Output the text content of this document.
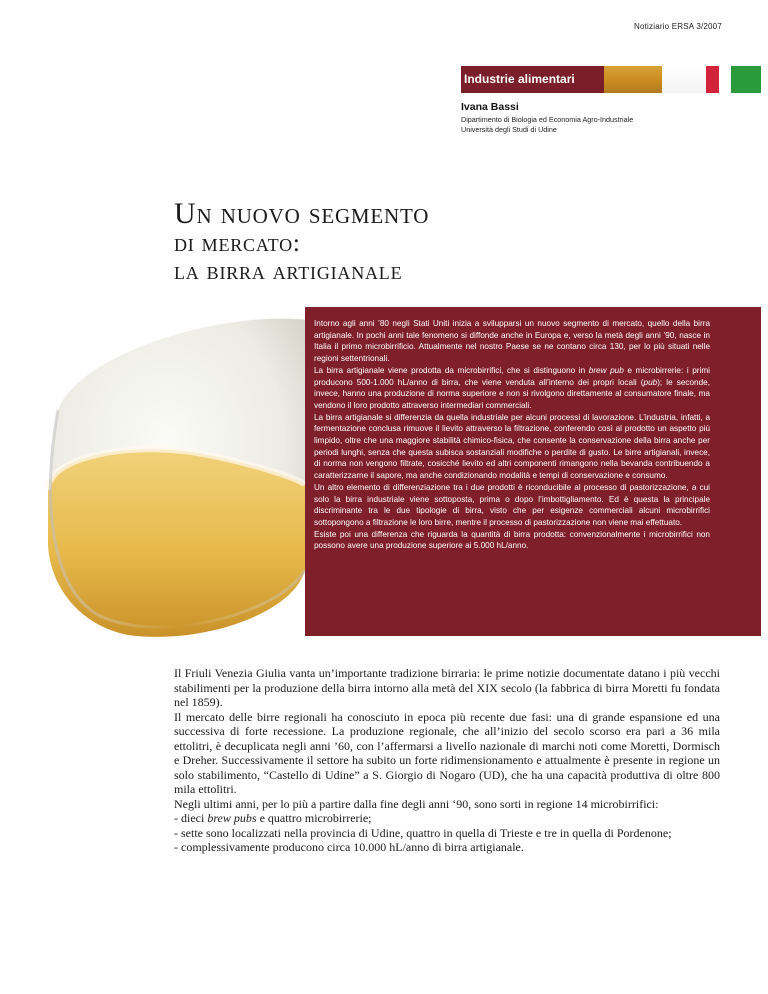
Notiziario ERSA 3/2007
Industrie alimentari
Ivana Bassi
Dipartimento di Biologia ed Economia Agro-Industriale
Università degli Studi di Udine
Un nuovo segmento
di mercato:
la birra artigianale

Intorno agli anni ’80 negli Stati Uniti inizia a svilupparsi un nuovo segmento di mercato, quello della birra artigianale. In pochi anni tale fenomeno si diffonde anche in Europa e, verso la metà degli anni ’90, nasce in Italia il primo microbirrificio. Attualmente nel nostro Paese se ne contano circa 130, per lo più situati nelle regioni settentrionali.

La birra artigianale viene prodotta da microbirrifici, che si distinguono in brew pub e microbirrerie: i primi producono 500-1.000 hL/anno di birra, che viene venduta all’interno dei propri locali (pub); le seconde, invece, hanno una produzione di norma superiore e non si rivolgono direttamente al consumatore finale, ma vendono il loro prodotto attraverso intermediari commerciali.

La birra artigianale si differenzia da quella industriale per alcuni processi di lavorazione. L’industria, infatti, a fermentazione conclusa rimuove il lievito attraverso la filtrazione, conferendo così al prodotto un aspetto più limpido, oltre che una maggiore stabilità chimico-fisica, che consente la conservazione della birra anche per periodi lunghi, senza che questa subisca sostanziali modifiche o perdite di gusto. Le birre artigianali, invece, di norma non vengono filtrate, cosicché lievito ed altri componenti rimangono nella bevanda contribuendo a caratterizzarne il sapore, ma anche condizionando modalità e tempi di conservazione e consumo.

Un altro elemento di differenziazione tra i due prodotti è riconducibile al processo di pastorizzazione, a cui solo la birra industriale viene sottoposta, prima o dopo l’imbottigliamento. Ed è questa la principale discriminante tra le due tipologie di birra, visto che per esigenze commerciali alcuni microbirrifici sottopongono a filtrazione le loro birre, mentre il processo di pastorizzazione non viene mai effettuato.

Esiste poi una differenza che riguarda la quantità di birra prodotta: convenzionalmente i microbirrifici non possono avere una produzione superiore ai 5.000 hL/anno.

Il Friuli Venezia Giulia vanta un’importante tradizione birraria: le prime notizie documentate datano i più vecchi stabilimenti per la produzione della birra intorno alla metà del XIX secolo (la fabbrica di birra Moretti fu fondata nel 1859).

Il mercato delle birre regionali ha conosciuto in epoca più recente due fasi: una di grande espansione ed una successiva di forte recessione. La produzione regionale, che all’inizio del secolo scorso era pari a 36 mila ettolitri, è decuplicata negli anni ’60, con l’affermarsi a livello nazionale di marchi noti come Moretti, Dormisch e Dreher. Successivamente il settore ha subito un forte ridimensionamento e attualmente è presente in regione un solo stabilimento, “Castello di Udine” a S. Giorgio di Nogaro (UD), che ha una capacità produttiva di oltre 800 mila ettolitri.

Negli ultimi anni, per lo più a partire dalla fine degli anni ‘90, sono sorti in regione 14 microbirrifici:

- dieci brew pubs e quattro microbirrerie;
- sette sono localizzati nella provincia di Udine, quattro in quella di Trieste e tre in quella di Pordenone;
- complessivamente producono circa 10.000 hL/anno di birra artigianale.
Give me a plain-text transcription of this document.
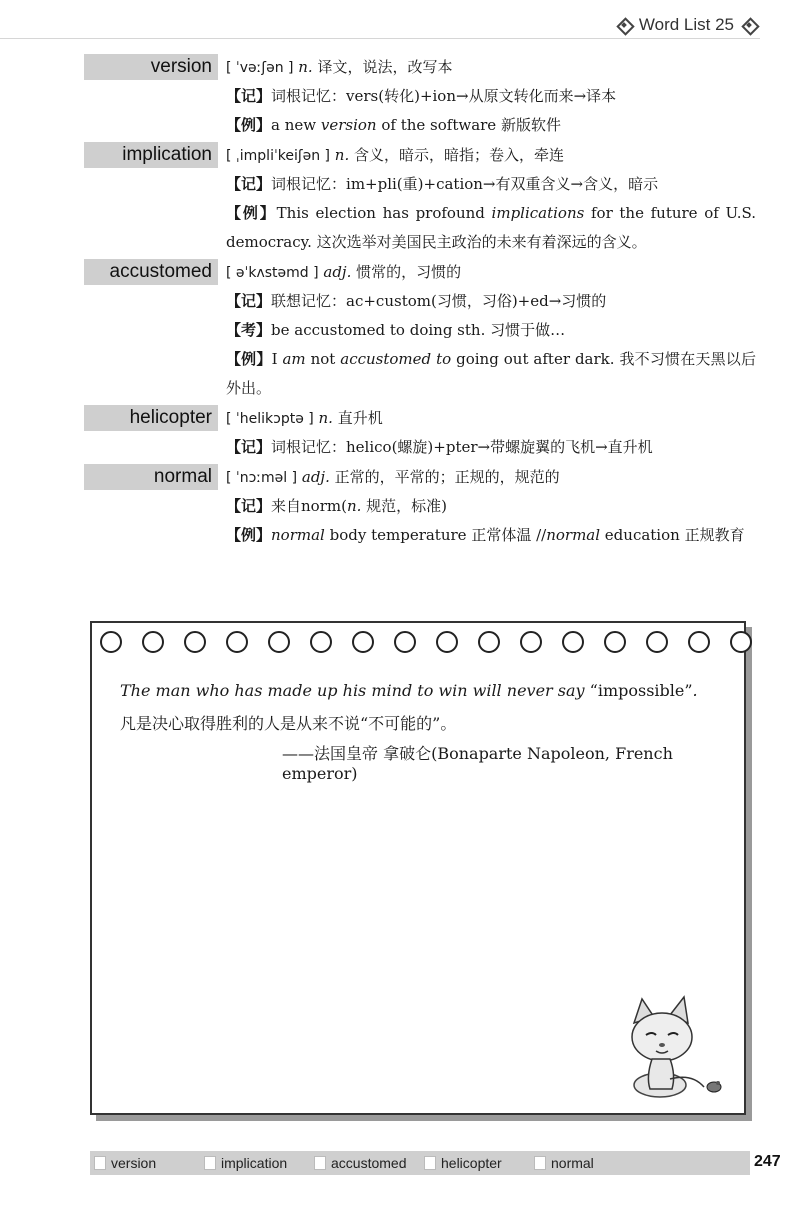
Word List 25
version	[ ˈvəːʃən ] n. 译文，说法，改写本
【记】词根记忆：vers(转化)+ion→从原文转化而来→译本
【例】a new version of the software 新版软件
implication	[ ˌimpliˈkeiʃən ] n. 含义，暗示，暗指；卷入，牵连
【记】词根记忆：im+pli(重)+cation→有双重含义→含义，暗示
【例】This election has profound implications for the future of U.S. democracy. 这次选举对美国民主政治的未来有着深远的含义。
accustomed	[ əˈkʌstəmd ] adj. 惯常的，习惯的
【记】联想记忆：ac+custom(习惯，习俗)+ed→习惯的
【考】be accustomed to doing sth. 习惯于做…
【例】I am not accustomed to going out after dark. 我不习惯在天黑以后外出。
helicopter	[ ˈhelikɔptə ] n. 直升机
【记】词根记忆：helico(螺旋)+pter→带螺旋翼的飞机→直升机
normal	[ ˈnɔːməl ] adj. 正常的，平常的；正规的，规范的
【记】来自norm(n. 规范，标准)
【例】normal body temperature 正常体温 //normal education 正规教育
The man who has made up his mind to win will never say “impossible”.
凡是决心取得胜利的人是从来不说“不可能的”。
——法国皇帝 拿破仑(Bonaparte Napoleon, French emperor)
version	implication	accustomed helicopter	normal	247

**WHAT THIS TASK INVOLVES:**
Write out word for word every line from the line with "Give me a plain-text" through the final line of the records, both included, skipping the pictures.

**EXERCISE RESPONSE:**
Give me a plain-text transcription of this document.
Word List 25
version	[ ˈvəːʃən ] n. 译文，说法，改写本
【记】词根记忆：vers(转化)+ion→从原文转化而来→译本
【例】a new version of the software 新版软件
implication	[ ˌimpliˈkeiʃən ] n. 含义，暗示，暗指；卷入，牵连
【记】词根记忆：im+pli(重)+cation→有双重含义→含义，暗示
【例】This election has profound implications for the future of U.S. democracy. 这次选举对美国民主政治的未来有着深远的含义。
accustomed	[ əˈkʌstəmd ] adj. 惯常的，习惯的
【记】联想记忆：ac+custom(习惯，习俗)+ed→习惯的
【考】be accustomed to doing sth. 习惯于做…
【例】I am not accustomed to going out after dark. 我不习惯在天黑以后外出。
helicopter	[ ˈhelikɔptə ] n. 直升机
【记】词根记忆：helico(螺旋)+pter→带螺旋翼的飞机→直升机
normal	[ ˈnɔːməl ] adj. 正常的，平常的；正规的，规范的
【记】来自norm(n. 规范，标准)
【例】normal body temperature 正常体温 //normal education 正规教育
The man who has made up his mind to win will never say “impossible”.
凡是决心取得胜利的人是从来不说“不可能的”。
——法国皇帝 拿破仑(Bonaparte Napoleon, French emperor)
version	implication	accustomed helicopter	normal	247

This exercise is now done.